» **GIVEN RECORDS**:
>> BEGIN
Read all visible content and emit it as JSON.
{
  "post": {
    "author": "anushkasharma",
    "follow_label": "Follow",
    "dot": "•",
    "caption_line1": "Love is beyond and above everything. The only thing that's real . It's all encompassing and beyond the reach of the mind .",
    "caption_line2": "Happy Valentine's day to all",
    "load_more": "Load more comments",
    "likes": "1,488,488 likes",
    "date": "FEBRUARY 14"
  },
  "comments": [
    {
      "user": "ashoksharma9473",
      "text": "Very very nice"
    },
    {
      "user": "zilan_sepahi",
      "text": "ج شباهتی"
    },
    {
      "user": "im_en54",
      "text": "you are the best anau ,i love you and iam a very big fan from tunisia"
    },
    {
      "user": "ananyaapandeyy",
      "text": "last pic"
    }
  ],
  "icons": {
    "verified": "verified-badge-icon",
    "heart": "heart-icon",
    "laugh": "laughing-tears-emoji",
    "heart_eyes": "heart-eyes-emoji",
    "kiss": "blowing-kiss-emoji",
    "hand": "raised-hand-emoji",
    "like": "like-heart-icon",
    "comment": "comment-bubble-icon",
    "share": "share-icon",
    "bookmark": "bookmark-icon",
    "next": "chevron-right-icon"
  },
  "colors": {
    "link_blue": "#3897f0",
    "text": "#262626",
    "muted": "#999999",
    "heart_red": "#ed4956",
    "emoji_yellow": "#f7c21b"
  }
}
>> END
» **GIVEN INSTRUCTION**:
Take the lines above and print them exactly.

» **TASK RESULT**:
Read all visible content and emit it as JSON.
{
  "post": {
    "author": "anushkasharma",
    "follow_label": "Follow",
    "dot": "•",
    "caption_line1": "Love is beyond and above everything. The only thing that's real . It's all encompassing and beyond the reach of the mind .",
    "caption_line2": "Happy Valentine's day to all",
    "load_more": "Load more comments",
    "likes": "1,488,488 likes",
    "date": "FEBRUARY 14"
  },
  "comments": [
    {
      "user": "ashoksharma9473",
      "text": "Very very nice"
    },
    {
      "user": "zilan_sepahi",
      "text": "ج شباهتی"
    },
    {
      "user": "im_en54",
      "text": "you are the best anau ,i love you and iam a very big fan from tunisia"
    },
    {
      "user": "ananyaapandeyy",
      "text": "last pic"
    }
  ],
  "icons": {
    "verified": "verified-badge-icon",
    "heart": "heart-icon",
    "laugh": "laughing-tears-emoji",
    "heart_eyes": "heart-eyes-emoji",
    "kiss": "blowing-kiss-emoji",
    "hand": "raised-hand-emoji",
    "like": "like-heart-icon",
    "comment": "comment-bubble-icon",
    "share": "share-icon",
    "bookmark": "bookmark-icon",
    "next": "chevron-right-icon"
  },
  "colors": {
    "link_blue": "#3897f0",
    "text": "#262626",
    "muted": "#999999",
    "heart_red": "#ed4956",
    "emoji_yellow": "#f7c21b"
  }
}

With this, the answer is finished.